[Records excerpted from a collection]
————

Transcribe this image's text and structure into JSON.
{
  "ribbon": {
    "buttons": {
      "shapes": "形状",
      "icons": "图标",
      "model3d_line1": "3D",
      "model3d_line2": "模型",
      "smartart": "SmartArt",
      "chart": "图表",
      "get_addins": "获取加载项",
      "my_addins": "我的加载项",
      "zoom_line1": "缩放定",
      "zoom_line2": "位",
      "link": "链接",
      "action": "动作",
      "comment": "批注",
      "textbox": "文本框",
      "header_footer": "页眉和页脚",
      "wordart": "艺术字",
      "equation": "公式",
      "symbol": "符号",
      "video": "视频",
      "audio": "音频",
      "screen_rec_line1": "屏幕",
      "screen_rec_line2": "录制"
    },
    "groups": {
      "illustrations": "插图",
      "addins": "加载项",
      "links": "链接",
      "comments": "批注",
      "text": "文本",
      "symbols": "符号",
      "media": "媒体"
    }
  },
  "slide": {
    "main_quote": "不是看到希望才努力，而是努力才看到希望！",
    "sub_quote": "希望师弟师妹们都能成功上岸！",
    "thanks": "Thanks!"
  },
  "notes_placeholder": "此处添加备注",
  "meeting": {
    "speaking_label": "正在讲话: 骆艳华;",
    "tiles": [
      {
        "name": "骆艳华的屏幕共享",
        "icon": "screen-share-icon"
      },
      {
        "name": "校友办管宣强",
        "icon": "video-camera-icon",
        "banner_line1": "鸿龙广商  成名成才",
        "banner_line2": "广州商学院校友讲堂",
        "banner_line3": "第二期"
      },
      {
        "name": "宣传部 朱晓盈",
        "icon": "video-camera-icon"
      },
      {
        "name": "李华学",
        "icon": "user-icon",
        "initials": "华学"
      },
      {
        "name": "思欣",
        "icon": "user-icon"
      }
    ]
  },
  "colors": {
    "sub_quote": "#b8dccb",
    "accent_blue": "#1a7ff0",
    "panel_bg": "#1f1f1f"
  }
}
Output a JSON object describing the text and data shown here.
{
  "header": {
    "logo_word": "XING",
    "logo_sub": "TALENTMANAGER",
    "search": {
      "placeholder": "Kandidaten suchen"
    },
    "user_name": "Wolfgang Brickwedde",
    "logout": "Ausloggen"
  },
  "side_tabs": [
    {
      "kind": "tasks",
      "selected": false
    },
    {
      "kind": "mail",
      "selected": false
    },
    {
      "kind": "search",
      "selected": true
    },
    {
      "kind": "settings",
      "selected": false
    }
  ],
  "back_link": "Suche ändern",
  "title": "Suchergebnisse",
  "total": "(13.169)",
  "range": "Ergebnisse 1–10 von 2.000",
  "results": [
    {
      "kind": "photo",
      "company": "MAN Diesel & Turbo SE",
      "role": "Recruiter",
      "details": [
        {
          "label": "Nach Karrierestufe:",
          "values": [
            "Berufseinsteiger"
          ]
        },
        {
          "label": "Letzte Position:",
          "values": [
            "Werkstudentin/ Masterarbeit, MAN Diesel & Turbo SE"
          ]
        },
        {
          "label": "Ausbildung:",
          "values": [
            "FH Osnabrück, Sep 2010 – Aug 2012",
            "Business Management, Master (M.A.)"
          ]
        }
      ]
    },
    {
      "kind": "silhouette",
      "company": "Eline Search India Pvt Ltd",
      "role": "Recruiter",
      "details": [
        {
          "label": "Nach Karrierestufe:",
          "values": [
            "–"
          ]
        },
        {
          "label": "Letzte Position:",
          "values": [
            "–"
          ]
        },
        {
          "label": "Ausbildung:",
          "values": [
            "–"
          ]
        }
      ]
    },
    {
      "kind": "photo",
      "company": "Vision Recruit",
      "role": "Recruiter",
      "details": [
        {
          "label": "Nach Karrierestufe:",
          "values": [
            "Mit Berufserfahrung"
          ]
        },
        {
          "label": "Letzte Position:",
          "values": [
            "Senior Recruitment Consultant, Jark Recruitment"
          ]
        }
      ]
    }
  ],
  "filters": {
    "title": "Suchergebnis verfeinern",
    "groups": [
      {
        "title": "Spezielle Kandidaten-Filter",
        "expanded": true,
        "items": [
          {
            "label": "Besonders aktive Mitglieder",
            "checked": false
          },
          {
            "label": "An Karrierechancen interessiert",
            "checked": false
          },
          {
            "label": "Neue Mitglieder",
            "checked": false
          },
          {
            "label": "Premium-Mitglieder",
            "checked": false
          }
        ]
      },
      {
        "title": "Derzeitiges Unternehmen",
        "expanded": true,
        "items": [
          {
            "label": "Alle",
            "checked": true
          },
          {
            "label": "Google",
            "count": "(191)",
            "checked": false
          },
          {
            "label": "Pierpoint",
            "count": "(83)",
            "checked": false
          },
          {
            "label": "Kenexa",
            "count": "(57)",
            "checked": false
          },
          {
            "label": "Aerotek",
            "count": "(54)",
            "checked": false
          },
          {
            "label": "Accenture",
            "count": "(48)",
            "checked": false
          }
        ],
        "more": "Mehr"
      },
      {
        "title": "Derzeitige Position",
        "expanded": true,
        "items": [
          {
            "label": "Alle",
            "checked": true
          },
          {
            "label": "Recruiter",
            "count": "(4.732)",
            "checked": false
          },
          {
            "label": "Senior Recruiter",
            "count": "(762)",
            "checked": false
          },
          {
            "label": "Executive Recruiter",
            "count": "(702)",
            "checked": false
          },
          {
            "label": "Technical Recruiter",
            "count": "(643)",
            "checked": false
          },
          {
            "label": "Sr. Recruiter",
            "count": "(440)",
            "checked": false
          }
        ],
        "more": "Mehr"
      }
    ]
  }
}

————

Output the lines above verbatim and in full.

Transcribe this image's text and structure into JSON.
{
  "ribbon": {
    "buttons": {
      "shapes": "形状",
      "icons": "图标",
      "model3d_line1": "3D",
      "model3d_line2": "模型",
      "smartart": "SmartArt",
      "chart": "图表",
      "get_addins": "获取加载项",
      "my_addins": "我的加载项",
      "zoom_line1": "缩放定",
      "zoom_line2": "位",
      "link": "链接",
      "action": "动作",
      "comment": "批注",
      "textbox": "文本框",
      "header_footer": "页眉和页脚",
      "wordart": "艺术字",
      "equation": "公式",
      "symbol": "符号",
      "video": "视频",
      "audio": "音频",
      "screen_rec_line1": "屏幕",
      "screen_rec_line2": "录制"
    },
    "groups": {
      "illustrations": "插图",
      "addins": "加载项",
      "links": "链接",
      "comments": "批注",
      "text": "文本",
      "symbols": "符号",
      "media": "媒体"
    }
  },
  "slide": {
    "main_quote": "不是看到希望才努力，而是努力才看到希望！",
    "sub_quote": "希望师弟师妹们都能成功上岸！",
    "thanks": "Thanks!"
  },
  "notes_placeholder": "此处添加备注",
  "meeting": {
    "speaking_label": "正在讲话: 骆艳华;",
    "tiles": [
      {
        "name": "骆艳华的屏幕共享",
        "icon": "screen-share-icon"
      },
      {
        "name": "校友办管宣强",
        "icon": "video-camera-icon",
        "banner_line1": "鸿龙广商  成名成才",
        "banner_line2": "广州商学院校友讲堂",
        "banner_line3": "第二期"
      },
      {
        "name": "宣传部 朱晓盈",
        "icon": "video-camera-icon"
      },
      {
        "name": "李华学",
        "icon": "user-icon",
        "initials": "华学"
      },
      {
        "name": "思欣",
        "icon": "user-icon"
      }
    ]
  },
  "colors": {
    "sub_quote": "#b8dccb",
    "accent_blue": "#1a7ff0",
    "panel_bg": "#1f1f1f"
  }
}
Output a JSON object describing the text and data shown here.
{
  "header": {
    "logo_word": "XING",
    "logo_sub": "TALENTMANAGER",
    "search": {
      "placeholder": "Kandidaten suchen"
    },
    "user_name": "Wolfgang Brickwedde",
    "logout": "Ausloggen"
  },
  "side_tabs": [
    {
      "kind": "tasks",
      "selected": false
    },
    {
      "kind": "mail",
      "selected": false
    },
    {
      "kind": "search",
      "selected": true
    },
    {
      "kind": "settings",
      "selected": false
    }
  ],
  "back_link": "Suche ändern",
  "title": "Suchergebnisse",
  "total": "(13.169)",
  "range": "Ergebnisse 1–10 von 2.000",
  "results": [
    {
      "kind": "photo",
      "company": "MAN Diesel & Turbo SE",
      "role": "Recruiter",
      "details": [
        {
          "label": "Nach Karrierestufe:",
          "values": [
            "Berufseinsteiger"
          ]
        },
        {
          "label": "Letzte Position:",
          "values": [
            "Werkstudentin/ Masterarbeit, MAN Diesel & Turbo SE"
          ]
        },
        {
          "label": "Ausbildung:",
          "values": [
            "FH Osnabrück, Sep 2010 – Aug 2012",
            "Business Management, Master (M.A.)"
          ]
        }
      ]
    },
    {
      "kind": "silhouette",
      "company": "Eline Search India Pvt Ltd",
      "role": "Recruiter",
      "details": [
        {
          "label": "Nach Karrierestufe:",
          "values": [
            "–"
          ]
        },
        {
          "label": "Letzte Position:",
          "values": [
            "–"
          ]
        },
        {
          "label": "Ausbildung:",
          "values": [
            "–"
          ]
        }
      ]
    },
    {
      "kind": "photo",
      "company": "Vision Recruit",
      "role": "Recruiter",
      "details": [
        {
          "label": "Nach Karrierestufe:",
          "values": [
            "Mit Berufserfahrung"
          ]
        },
        {
          "label": "Letzte Position:",
          "values": [
            "Senior Recruitment Consultant, Jark Recruitment"
          ]
        }
      ]
    }
  ],
  "filters": {
    "title": "Suchergebnis verfeinern",
    "groups": [
      {
        "title": "Spezielle Kandidaten-Filter",
        "expanded": true,
        "items": [
          {
            "label": "Besonders aktive Mitglieder",
            "checked": false
          },
          {
            "label": "An Karrierechancen interessiert",
            "checked": false
          },
          {
            "label": "Neue Mitglieder",
            "checked": false
          },
          {
            "label": "Premium-Mitglieder",
            "checked": false
          }
        ]
      },
      {
        "title": "Derzeitiges Unternehmen",
        "expanded": true,
        "items": [
          {
            "label": "Alle",
            "checked": true
          },
          {
            "label": "Google",
            "count": "(191)",
            "checked": false
          },
          {
            "label": "Pierpoint",
            "count": "(83)",
            "checked": false
          },
          {
            "label": "Kenexa",
            "count": "(57)",
            "checked": false
          },
          {
            "label": "Aerotek",
            "count": "(54)",
            "checked": false
          },
          {
            "label": "Accenture",
            "count": "(48)",
            "checked": false
          }
        ],
        "more": "Mehr"
      },
      {
        "title": "Derzeitige Position",
        "expanded": true,
        "items": [
          {
            "label": "Alle",
            "checked": true
          },
          {
            "label": "Recruiter",
            "count": "(4.732)",
            "checked": false
          },
          {
            "label": "Senior Recruiter",
            "count": "(762)",
            "checked": false
          },
          {
            "label": "Executive Recruiter",
            "count": "(702)",
            "checked": false
          },
          {
            "label": "Technical Recruiter",
            "count": "(643)",
            "checked": false
          },
          {
            "label": "Sr. Recruiter",
            "count": "(440)",
            "checked": false
          }
        ],
        "more": "Mehr"
      }
    ]
  }
}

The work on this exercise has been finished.